Nedstalgia: 10 Years Ago
[Previously in Nedstalgia: Phish shows 1 & 2, #3 #5 ,#6-9, #77 & 78, #79, #80&81); Mule; Widespread Panic #1 (& 'ween 97); The Duo; Robert Randolph HORDE 92 (i.e. Phish #4, WSP #1)]
Tis the season to get nostalgic. In fact, it was NYE season last year when Nedstalgia made its debut on this blog, as I looked back on Panic's '96 Fox Theater run. But let's not get nostalgic for nostalgia. Today it's long, incoherent rambling on the 97 Phish-at-MSG that sets the gold standard for New Year's runs.
The music is out there readily, in fact, the 29th [10 years ago tonight!] is officially available from the band in both audio and video. So no downloads from me today. In fact, these shows have probably been poured over by even the casual Phish fan, so I'll keep it short and will forgo any dep delving into the music itself.
The three nights were all completely different experiences for us: the music and vibe of the room was a lot different for each show and that was characterized for us personally by where we were sitting and who we were hanging out with. It was like all our different Phish worlds not-quite-colliding, but brushing up against each other.

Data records
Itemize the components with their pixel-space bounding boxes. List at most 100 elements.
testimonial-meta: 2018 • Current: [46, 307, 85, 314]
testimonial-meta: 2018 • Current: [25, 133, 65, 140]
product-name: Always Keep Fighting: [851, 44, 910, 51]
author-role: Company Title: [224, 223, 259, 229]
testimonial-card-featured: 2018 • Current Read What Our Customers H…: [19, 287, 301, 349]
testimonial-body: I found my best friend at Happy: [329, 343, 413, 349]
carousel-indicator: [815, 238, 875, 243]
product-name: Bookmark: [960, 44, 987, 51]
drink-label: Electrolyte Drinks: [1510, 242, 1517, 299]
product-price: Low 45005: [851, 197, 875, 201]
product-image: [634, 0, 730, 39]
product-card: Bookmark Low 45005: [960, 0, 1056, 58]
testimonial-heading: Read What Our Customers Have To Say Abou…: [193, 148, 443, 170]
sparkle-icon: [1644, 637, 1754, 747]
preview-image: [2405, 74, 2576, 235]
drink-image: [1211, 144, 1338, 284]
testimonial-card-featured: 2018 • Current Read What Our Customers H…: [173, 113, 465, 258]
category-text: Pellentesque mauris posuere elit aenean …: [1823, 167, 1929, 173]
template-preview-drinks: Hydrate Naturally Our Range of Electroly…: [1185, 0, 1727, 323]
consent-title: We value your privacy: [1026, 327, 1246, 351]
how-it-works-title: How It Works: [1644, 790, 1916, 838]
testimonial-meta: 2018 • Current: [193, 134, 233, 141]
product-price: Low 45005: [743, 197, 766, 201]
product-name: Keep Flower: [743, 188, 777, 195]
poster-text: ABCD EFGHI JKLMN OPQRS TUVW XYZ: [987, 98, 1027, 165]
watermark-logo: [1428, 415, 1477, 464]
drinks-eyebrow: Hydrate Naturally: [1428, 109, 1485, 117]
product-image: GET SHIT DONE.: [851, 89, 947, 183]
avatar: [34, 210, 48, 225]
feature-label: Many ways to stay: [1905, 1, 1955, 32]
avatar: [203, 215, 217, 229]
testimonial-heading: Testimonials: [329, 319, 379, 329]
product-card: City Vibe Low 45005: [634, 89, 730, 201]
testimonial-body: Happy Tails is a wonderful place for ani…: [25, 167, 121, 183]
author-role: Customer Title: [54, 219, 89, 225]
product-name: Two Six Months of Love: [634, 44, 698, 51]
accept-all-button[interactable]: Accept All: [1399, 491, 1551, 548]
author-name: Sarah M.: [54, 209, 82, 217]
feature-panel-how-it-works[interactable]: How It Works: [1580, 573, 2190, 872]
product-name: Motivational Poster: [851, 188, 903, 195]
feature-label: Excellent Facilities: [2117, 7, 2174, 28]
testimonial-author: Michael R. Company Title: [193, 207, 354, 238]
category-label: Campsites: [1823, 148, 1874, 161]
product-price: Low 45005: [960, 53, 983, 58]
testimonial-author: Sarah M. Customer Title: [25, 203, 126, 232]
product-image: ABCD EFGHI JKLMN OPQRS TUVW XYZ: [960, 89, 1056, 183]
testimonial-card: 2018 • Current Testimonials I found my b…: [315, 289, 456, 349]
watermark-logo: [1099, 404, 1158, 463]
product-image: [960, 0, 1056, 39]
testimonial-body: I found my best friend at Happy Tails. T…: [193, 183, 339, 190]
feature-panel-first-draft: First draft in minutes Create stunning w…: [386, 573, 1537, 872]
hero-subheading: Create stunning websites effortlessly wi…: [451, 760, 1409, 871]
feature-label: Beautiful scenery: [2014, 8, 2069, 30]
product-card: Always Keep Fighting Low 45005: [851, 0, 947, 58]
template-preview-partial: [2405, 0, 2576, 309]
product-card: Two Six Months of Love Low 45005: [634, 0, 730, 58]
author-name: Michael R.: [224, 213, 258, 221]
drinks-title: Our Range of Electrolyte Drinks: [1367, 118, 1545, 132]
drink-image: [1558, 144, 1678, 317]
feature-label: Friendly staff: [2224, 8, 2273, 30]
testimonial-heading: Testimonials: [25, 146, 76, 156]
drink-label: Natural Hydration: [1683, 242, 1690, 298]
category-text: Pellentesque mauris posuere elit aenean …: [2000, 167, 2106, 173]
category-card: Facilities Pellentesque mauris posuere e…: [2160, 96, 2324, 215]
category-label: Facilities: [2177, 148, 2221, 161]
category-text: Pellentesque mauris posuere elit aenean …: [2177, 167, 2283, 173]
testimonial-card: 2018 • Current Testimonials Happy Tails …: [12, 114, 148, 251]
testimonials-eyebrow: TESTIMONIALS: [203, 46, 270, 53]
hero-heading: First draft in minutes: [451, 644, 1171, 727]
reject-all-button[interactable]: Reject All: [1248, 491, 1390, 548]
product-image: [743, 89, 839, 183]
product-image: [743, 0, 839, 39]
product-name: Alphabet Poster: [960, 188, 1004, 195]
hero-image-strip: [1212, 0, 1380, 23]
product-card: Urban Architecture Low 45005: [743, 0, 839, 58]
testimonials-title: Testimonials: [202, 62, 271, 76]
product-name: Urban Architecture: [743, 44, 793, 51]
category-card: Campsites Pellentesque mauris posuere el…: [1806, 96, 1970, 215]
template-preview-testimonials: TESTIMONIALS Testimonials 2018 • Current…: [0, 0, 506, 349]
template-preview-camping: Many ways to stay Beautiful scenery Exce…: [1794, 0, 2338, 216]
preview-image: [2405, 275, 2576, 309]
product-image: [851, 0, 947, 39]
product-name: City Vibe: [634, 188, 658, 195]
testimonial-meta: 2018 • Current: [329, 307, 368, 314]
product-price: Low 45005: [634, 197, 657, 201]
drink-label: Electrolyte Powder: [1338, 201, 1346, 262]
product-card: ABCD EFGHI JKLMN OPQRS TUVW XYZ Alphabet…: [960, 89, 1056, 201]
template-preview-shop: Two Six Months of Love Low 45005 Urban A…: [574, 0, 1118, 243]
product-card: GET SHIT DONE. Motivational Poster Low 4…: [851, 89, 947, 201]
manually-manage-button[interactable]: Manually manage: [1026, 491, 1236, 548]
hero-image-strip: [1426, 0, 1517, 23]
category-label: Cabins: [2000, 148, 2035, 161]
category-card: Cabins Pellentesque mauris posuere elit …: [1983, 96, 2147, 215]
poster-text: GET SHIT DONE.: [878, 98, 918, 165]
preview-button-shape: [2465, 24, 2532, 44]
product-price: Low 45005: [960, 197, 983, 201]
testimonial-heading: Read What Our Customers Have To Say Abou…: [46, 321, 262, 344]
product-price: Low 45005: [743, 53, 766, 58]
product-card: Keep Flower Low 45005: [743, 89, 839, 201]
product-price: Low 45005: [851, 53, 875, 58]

Written task 1:
According to the Nedstalgia post, which night of the 1997 run is officially available from the band in both audio and video?
Written task 2:
Write out everything in the Nedstalgia post from "Nedstalgia: 10 Years" down to "the music itself.", substituting "Civic Center" for "Fox Theater".
The records are separate material and have no connection to the Nedstalgia post.

Exercise solution 1:
The 29th.

Exercise solution 2:
Nedstalgia: 10 Years Ago
[Previously in Nedstalgia: Phish shows 1 & 2, #3 #5 ,#6-9, #77 & 78, #79, #80&81); Mule; Widespread Panic #1 (& 'ween 97); The Duo; Robert Randolph HORDE 92 (i.e. Phish #4, WSP #1)]
Tis the season to get nostalgic. In fact, it was NYE season last year when Nedstalgia made its debut on this blog, as I looked back on Panic's '96 Civic Center run. But let's not get nostalgic for nostalgia. Today it's long, incoherent rambling on the 97 Phish-at-MSG that sets the gold standard for New Year's runs.
The music is out there readily, in fact, the 29th [10 years ago tonight!] is officially available from the band in both audio and video. So no downloads from me today. In fact, these shows have probably been poured over by even the casual Phish fan, so I'll keep it short and will forgo any dep delving into the music itself.